**PASSAGE TO READ:**

# Banana magic bindings



## Sudden_Death (Mar 23, 2011)

Check out the K2 Formulas, canted footbeds etc..., and won't break the bank.


----------



## spanishflow24 (Oct 24, 2011)

I have customs that I'll trade you for your unions i have the same boot and they fit perfect.


----------



## Riley212 (Nov 9, 2011)

i dont think the customs are stiff enough for me, also im just gonna return the SL's to backcountry.com


----------



## turbospartan (Oct 27, 2010)

I have the Targas and the Cartels (but they're old, probably 05'ish?). Now I can't comment on how much the Cartels have changed over the years, but here is my experience:

I bought last years Targas to replace the 05ish Cartels. Put the Cartels on my gf's board and she kept commenting on how much her feet were hurting. I thought it was the boots, but just in case I put my Targas on her board and the Cartels back on my board. 

Now my feet hurt. She hates the un-changeable forward lean of the Cartels, which I never had a problem with (do they still have this where you can't have your high backs straight up?), but the last 2 times out riding - my feet now hurt when they didn't hurt when I rode the Targas.

(Saved data entries)
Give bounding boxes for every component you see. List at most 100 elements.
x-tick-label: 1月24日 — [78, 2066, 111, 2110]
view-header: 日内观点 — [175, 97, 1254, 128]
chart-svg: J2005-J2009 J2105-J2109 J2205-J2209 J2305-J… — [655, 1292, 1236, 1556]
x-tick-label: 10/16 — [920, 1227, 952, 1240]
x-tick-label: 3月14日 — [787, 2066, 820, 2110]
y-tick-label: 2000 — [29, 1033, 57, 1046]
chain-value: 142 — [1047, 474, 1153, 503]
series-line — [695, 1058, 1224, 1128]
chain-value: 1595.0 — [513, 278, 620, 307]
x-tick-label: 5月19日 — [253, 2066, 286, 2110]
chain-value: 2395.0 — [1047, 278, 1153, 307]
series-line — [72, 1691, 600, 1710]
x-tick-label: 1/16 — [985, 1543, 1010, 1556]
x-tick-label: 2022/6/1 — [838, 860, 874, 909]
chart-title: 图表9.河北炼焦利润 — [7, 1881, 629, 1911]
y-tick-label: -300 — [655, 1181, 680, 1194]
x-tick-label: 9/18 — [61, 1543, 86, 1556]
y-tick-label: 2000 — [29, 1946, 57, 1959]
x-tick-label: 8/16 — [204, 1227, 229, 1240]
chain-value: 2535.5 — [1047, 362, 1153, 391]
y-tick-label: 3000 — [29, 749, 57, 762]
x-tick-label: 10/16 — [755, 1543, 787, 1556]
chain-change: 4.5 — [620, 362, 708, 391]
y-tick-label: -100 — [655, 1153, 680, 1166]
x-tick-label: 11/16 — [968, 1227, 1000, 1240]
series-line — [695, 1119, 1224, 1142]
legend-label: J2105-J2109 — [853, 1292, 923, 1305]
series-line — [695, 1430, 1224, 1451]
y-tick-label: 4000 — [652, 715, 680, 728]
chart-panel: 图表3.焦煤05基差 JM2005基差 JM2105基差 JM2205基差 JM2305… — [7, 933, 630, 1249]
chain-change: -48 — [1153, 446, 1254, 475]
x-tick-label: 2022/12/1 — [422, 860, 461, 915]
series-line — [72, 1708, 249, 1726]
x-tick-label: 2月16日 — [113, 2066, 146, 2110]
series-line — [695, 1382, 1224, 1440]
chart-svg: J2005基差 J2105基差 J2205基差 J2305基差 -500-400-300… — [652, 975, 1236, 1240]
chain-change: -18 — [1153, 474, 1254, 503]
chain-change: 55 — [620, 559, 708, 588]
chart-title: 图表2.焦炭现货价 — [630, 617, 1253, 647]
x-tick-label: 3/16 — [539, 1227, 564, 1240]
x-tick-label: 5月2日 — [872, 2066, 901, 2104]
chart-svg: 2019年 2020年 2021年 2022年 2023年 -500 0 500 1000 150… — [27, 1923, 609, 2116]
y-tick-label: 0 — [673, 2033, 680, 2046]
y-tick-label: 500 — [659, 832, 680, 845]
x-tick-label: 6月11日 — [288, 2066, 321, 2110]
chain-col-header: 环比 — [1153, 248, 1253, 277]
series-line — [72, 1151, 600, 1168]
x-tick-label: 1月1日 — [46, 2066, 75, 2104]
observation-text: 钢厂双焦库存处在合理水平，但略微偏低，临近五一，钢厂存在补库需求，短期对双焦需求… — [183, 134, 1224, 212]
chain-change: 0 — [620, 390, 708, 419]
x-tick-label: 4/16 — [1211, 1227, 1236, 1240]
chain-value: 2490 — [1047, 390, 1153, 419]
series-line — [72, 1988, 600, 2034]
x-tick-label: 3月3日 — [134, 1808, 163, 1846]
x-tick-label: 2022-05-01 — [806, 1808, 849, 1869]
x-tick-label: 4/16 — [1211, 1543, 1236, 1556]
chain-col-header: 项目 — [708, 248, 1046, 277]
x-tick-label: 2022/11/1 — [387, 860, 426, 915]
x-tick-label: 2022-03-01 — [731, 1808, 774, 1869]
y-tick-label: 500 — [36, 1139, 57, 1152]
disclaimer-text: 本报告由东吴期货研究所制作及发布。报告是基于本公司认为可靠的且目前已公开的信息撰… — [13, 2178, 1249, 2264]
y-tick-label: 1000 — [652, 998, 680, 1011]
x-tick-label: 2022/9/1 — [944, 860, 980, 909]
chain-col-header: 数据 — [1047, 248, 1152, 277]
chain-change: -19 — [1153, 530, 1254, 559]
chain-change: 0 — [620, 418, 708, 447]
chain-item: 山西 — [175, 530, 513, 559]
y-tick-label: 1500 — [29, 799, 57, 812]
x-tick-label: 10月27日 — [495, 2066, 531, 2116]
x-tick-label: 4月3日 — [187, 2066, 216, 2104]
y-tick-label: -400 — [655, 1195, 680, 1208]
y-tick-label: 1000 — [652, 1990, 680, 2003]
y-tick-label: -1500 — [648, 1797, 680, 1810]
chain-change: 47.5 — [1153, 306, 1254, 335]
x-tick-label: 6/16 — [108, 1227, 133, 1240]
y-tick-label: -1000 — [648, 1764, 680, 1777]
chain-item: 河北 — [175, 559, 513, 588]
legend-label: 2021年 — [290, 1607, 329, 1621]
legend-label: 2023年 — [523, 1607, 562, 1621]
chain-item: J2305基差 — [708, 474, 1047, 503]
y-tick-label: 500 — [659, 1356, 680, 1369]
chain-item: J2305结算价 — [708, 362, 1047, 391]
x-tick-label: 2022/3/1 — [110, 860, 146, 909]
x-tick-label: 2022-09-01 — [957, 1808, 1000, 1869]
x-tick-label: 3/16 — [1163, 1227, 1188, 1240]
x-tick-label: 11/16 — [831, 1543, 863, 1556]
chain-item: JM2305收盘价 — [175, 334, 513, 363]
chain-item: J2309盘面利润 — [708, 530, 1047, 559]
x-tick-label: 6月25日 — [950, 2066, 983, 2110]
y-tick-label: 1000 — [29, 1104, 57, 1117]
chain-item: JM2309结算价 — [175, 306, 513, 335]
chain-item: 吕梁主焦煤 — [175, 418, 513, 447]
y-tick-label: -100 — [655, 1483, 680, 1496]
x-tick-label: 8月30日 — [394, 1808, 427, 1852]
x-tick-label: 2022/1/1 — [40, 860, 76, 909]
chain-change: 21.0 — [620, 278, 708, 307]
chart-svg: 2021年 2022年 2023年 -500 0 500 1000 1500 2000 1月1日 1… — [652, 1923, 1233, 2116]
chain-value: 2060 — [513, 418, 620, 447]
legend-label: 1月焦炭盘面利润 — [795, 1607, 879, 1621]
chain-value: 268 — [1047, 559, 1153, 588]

**WHAT IS REQUIRED:**
Answer these questions using the forum thread on bindings above:
(a) Which bindings does Sudden_Death suggest checking out?
(b) What does Riley212 plan to do with the SL's?
(c) What did turbospartan buy to replace the Cartels?

**WRITTEN RESPONSE:**
(a) The K2 Formulas.
(b) Return them to backcountry.com.
(c) Last year's Targas.